Exercise brief —
Within the data below, state how many lines contain the string "平衡转化率是". Provide the number only.
# # # # # # #
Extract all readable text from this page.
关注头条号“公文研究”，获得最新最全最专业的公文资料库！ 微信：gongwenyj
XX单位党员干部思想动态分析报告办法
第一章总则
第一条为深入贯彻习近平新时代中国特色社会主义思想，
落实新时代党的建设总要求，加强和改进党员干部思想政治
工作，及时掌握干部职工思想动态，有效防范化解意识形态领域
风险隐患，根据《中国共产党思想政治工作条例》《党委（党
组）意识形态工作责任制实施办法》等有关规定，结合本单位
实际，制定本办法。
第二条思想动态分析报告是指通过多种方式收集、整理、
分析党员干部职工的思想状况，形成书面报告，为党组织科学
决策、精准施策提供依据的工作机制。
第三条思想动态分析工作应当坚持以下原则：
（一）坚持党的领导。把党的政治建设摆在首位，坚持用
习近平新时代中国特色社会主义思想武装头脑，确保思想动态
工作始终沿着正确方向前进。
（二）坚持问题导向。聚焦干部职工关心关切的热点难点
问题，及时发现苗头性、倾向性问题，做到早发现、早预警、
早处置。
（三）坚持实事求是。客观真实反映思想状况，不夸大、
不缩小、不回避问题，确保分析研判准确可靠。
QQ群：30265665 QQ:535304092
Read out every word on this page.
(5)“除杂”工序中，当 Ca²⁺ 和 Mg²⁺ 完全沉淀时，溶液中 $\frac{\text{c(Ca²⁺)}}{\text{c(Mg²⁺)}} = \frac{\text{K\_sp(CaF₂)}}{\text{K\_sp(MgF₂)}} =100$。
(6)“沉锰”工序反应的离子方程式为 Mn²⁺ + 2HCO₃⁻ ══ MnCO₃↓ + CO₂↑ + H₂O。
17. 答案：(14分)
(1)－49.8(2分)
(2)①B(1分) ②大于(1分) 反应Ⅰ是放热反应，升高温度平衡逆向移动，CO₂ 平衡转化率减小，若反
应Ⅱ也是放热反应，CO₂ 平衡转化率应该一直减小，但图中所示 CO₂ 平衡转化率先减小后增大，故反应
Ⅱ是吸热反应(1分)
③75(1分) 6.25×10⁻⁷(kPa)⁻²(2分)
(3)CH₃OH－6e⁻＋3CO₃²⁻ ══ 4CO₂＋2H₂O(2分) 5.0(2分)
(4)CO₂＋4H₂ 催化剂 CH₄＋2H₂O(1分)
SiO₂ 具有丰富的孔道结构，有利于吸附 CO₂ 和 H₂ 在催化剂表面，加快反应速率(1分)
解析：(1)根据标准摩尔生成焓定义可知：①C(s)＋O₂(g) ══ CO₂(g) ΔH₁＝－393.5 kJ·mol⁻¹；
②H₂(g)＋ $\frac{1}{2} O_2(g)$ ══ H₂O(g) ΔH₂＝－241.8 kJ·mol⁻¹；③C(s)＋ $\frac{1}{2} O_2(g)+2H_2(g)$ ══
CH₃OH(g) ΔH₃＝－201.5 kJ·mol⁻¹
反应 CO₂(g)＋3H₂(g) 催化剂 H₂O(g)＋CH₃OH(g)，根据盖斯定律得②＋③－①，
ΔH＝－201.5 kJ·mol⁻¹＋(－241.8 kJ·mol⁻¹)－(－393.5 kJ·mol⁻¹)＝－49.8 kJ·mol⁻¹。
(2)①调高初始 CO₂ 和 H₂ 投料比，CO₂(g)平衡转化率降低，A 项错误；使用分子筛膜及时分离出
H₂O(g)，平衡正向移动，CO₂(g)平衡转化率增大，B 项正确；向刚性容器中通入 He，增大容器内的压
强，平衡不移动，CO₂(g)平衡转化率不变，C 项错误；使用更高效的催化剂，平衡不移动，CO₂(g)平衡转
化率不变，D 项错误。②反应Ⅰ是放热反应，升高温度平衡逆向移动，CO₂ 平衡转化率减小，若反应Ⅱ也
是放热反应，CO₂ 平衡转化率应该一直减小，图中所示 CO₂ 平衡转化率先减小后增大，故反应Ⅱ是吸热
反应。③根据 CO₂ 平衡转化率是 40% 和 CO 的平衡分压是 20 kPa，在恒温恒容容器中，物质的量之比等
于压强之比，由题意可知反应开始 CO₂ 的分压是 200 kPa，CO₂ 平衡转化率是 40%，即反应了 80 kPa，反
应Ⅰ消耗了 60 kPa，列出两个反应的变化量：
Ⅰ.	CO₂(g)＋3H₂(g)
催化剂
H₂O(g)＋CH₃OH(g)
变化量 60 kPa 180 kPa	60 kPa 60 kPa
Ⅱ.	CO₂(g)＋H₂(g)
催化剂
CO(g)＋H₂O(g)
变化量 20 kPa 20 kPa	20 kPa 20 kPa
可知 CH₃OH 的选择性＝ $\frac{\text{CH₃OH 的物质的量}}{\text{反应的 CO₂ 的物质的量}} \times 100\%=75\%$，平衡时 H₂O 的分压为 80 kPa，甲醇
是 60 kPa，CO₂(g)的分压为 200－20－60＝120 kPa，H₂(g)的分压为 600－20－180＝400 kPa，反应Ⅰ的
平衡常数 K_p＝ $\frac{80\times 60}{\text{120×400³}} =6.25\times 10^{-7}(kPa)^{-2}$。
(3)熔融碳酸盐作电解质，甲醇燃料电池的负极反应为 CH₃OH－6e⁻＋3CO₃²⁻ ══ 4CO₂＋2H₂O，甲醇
# # # # # # #
Output —
2